**What to produce:** Reproduce every line of the material below, but drop the pictures.

---+---

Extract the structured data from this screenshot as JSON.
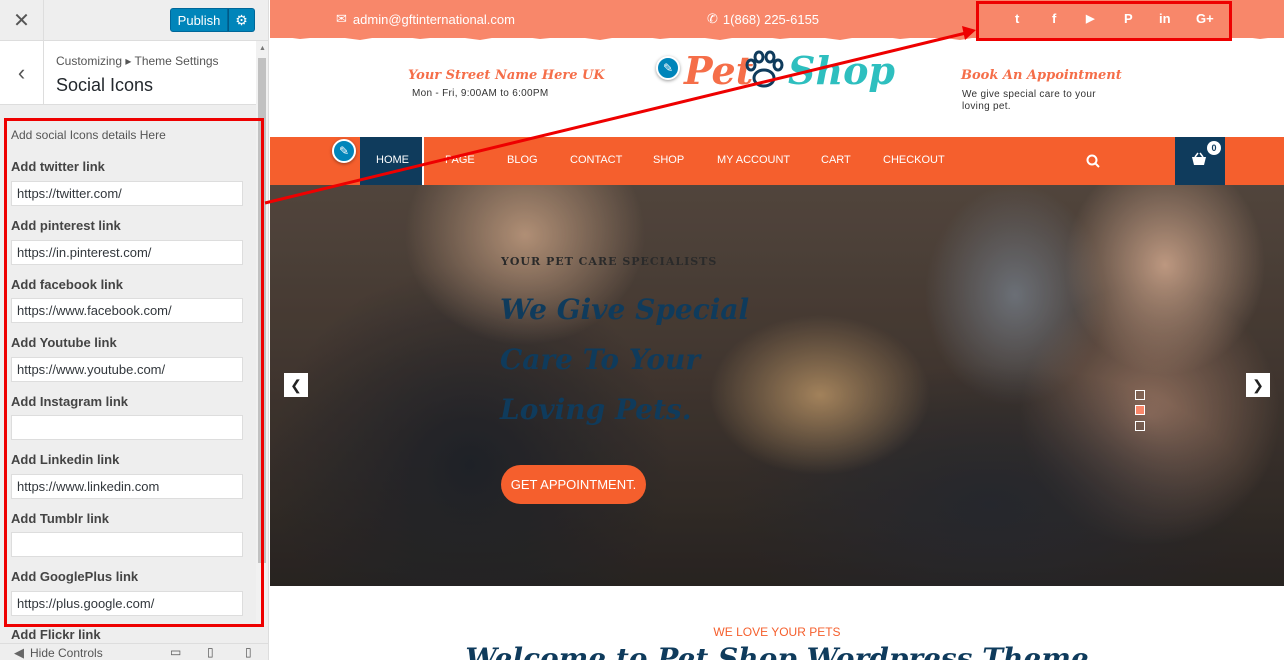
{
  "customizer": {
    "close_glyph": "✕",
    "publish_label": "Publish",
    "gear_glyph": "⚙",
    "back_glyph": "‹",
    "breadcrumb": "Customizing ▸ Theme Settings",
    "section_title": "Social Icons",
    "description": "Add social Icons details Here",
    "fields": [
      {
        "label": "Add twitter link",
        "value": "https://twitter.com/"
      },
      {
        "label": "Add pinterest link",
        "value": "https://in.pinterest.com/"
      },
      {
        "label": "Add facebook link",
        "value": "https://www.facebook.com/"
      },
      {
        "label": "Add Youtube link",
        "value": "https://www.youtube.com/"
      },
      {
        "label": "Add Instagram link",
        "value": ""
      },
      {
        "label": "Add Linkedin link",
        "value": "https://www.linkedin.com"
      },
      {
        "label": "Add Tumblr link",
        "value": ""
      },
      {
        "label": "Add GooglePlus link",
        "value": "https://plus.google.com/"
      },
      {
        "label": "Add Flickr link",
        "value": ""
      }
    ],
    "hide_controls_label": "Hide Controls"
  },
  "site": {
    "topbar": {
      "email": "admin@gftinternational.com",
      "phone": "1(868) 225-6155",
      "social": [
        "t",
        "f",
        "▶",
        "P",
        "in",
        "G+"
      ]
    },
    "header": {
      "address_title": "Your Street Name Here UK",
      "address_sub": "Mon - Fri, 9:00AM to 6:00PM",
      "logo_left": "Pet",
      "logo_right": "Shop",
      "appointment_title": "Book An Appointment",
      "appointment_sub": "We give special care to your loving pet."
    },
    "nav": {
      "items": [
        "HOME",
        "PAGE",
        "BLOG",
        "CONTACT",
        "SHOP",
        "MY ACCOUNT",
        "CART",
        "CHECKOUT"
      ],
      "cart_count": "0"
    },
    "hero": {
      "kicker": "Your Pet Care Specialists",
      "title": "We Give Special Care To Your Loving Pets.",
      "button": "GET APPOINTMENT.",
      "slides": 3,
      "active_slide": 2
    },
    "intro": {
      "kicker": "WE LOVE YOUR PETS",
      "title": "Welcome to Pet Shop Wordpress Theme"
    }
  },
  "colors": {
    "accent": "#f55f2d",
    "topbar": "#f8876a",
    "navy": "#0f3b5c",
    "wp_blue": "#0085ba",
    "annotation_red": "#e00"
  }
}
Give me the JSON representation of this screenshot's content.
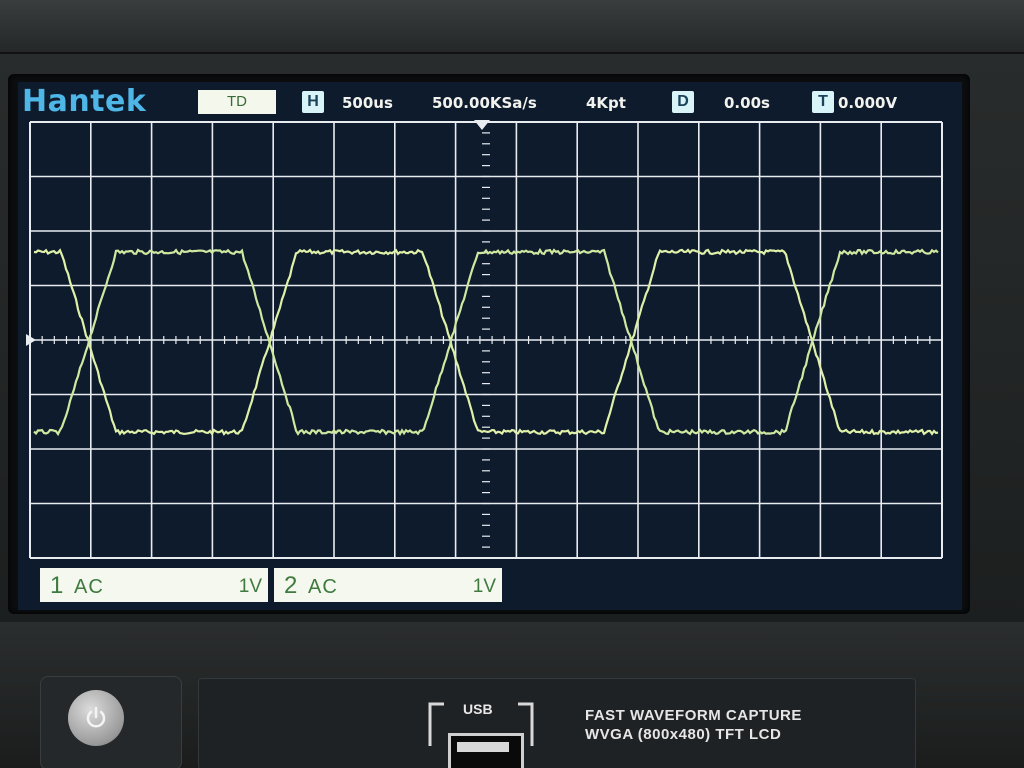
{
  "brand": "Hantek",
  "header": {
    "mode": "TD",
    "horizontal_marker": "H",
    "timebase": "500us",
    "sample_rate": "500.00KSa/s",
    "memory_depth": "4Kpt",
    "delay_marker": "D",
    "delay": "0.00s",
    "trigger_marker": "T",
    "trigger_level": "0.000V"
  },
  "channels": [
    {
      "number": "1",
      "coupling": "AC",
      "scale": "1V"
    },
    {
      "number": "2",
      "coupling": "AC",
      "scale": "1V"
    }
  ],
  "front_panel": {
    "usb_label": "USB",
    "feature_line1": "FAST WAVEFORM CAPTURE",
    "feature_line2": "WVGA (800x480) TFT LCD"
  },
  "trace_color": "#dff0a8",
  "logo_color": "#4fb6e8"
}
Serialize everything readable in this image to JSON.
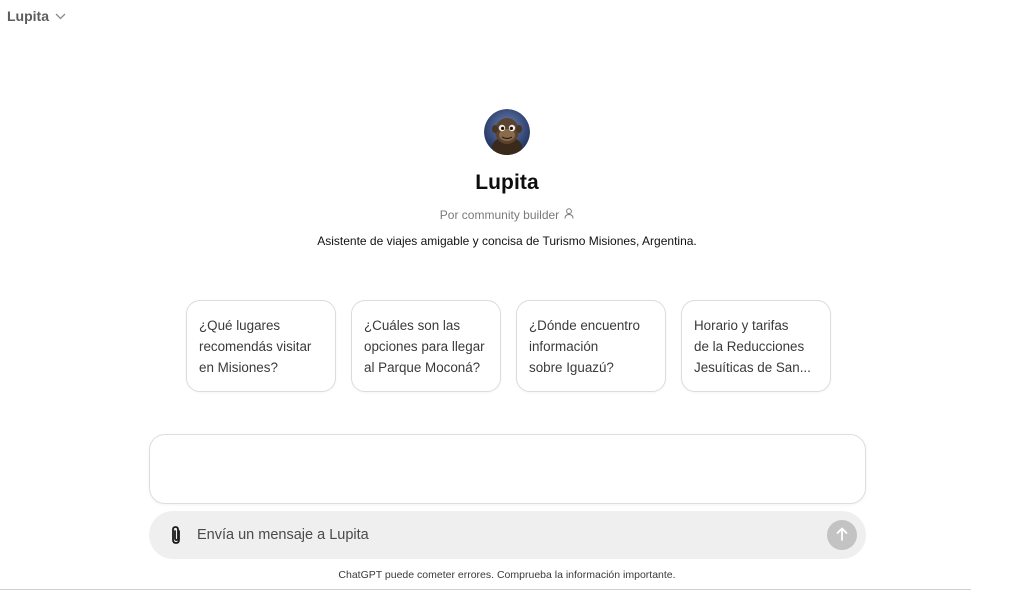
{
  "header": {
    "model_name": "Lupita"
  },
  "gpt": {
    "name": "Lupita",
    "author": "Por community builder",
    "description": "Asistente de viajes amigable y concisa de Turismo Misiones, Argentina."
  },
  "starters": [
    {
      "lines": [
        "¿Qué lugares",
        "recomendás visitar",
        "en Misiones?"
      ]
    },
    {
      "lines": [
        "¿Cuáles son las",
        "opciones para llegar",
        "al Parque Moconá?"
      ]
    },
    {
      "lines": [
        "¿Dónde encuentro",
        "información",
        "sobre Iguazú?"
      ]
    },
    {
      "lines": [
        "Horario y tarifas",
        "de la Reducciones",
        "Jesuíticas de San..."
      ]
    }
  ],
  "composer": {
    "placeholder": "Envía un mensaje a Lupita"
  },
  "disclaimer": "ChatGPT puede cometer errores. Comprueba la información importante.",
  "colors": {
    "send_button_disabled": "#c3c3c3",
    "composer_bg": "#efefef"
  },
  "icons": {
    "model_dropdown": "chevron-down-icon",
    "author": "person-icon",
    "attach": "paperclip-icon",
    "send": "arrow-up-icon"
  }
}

---+---

**Answer to the exercise:**
Extract the structured data from this screenshot as JSON.
{
  "customizer": {
    "close_glyph": "✕",
    "publish_label": "Publish",
    "gear_glyph": "⚙",
    "back_glyph": "‹",
    "breadcrumb": "Customizing ▸ Theme Settings",
    "section_title": "Social Icons",
    "description": "Add social Icons details Here",
    "fields": [
      {
        "label": "Add twitter link",
        "value": "https://twitter.com/"
      },
      {
        "label": "Add pinterest link",
        "value": "https://in.pinterest.com/"
      },
      {
        "label": "Add facebook link",
        "value": "https://www.facebook.com/"
      },
      {
        "label": "Add Youtube link",
        "value": "https://www.youtube.com/"
      },
      {
        "label": "Add Instagram link",
        "value": ""
      },
      {
        "label": "Add Linkedin link",
        "value": "https://www.linkedin.com"
      },
      {
        "label": "Add Tumblr link",
        "value": ""
      },
      {
        "label": "Add GooglePlus link",
        "value": "https://plus.google.com/"
      },
      {
        "label": "Add Flickr link",
        "value": ""
      }
    ],
    "hide_controls_label": "Hide Controls"
  },
  "site": {
    "topbar": {
      "email": "admin@gftinternational.com",
      "phone": "1(868) 225-6155",
      "social": [
        "t",
        "f",
        "▶",
        "P",
        "in",
        "G+"
      ]
    },
    "header": {
      "address_title": "Your Street Name Here UK",
      "address_sub": "Mon - Fri, 9:00AM to 6:00PM",
      "logo_left": "Pet",
      "logo_right": "Shop",
      "appointment_title": "Book An Appointment",
      "appointment_sub": "We give special care to your loving pet."
    },
    "nav": {
      "items": [
        "HOME",
        "PAGE",
        "BLOG",
        "CONTACT",
        "SHOP",
        "MY ACCOUNT",
        "CART",
        "CHECKOUT"
      ],
      "cart_count": "0"
    },
    "hero": {
      "kicker": "Your Pet Care Specialists",
      "title": "We Give Special Care To Your Loving Pets.",
      "button": "GET APPOINTMENT.",
      "slides": 3,
      "active_slide": 2
    },
    "intro": {
      "kicker": "WE LOVE YOUR PETS",
      "title": "Welcome to Pet Shop Wordpress Theme"
    }
  },
  "colors": {
    "accent": "#f55f2d",
    "topbar": "#f8876a",
    "navy": "#0f3b5c",
    "wp_blue": "#0085ba",
    "annotation_red": "#e00"
  }
}
Give me the JSON representation of this screenshot's content.
{
  "brand": "Hantek",
  "header": {
    "mode": "TD",
    "horizontal_marker": "H",
    "timebase": "500us",
    "sample_rate": "500.00KSa/s",
    "memory_depth": "4Kpt",
    "delay_marker": "D",
    "delay": "0.00s",
    "trigger_marker": "T",
    "trigger_level": "0.000V"
  },
  "channels": [
    {
      "number": "1",
      "coupling": "AC",
      "scale": "1V"
    },
    {
      "number": "2",
      "coupling": "AC",
      "scale": "1V"
    }
  ],
  "front_panel": {
    "usb_label": "USB",
    "feature_line1": "FAST WAVEFORM CAPTURE",
    "feature_line2": "WVGA (800x480) TFT LCD"
  },
  "trace_color": "#dff0a8",
  "logo_color": "#4fb6e8"
}
Serialize everything readable in this image to JSON.
{
  "header": {
    "model_name": "Lupita"
  },
  "gpt": {
    "name": "Lupita",
    "author": "Por community builder",
    "description": "Asistente de viajes amigable y concisa de Turismo Misiones, Argentina."
  },
  "starters": [
    {
      "lines": [
        "¿Qué lugares",
        "recomendás visitar",
        "en Misiones?"
      ]
    },
    {
      "lines": [
        "¿Cuáles son las",
        "opciones para llegar",
        "al Parque Moconá?"
      ]
    },
    {
      "lines": [
        "¿Dónde encuentro",
        "información",
        "sobre Iguazú?"
      ]
    },
    {
      "lines": [
        "Horario y tarifas",
        "de la Reducciones",
        "Jesuíticas de San..."
      ]
    }
  ],
  "composer": {
    "placeholder": "Envía un mensaje a Lupita"
  },
  "disclaimer": "ChatGPT puede cometer errores. Comprueba la información importante.",
  "colors": {
    "send_button_disabled": "#c3c3c3",
    "composer_bg": "#efefef"
  },
  "icons": {
    "model_dropdown": "chevron-down-icon",
    "author": "person-icon",
    "attach": "paperclip-icon",
    "send": "arrow-up-icon"
  }
}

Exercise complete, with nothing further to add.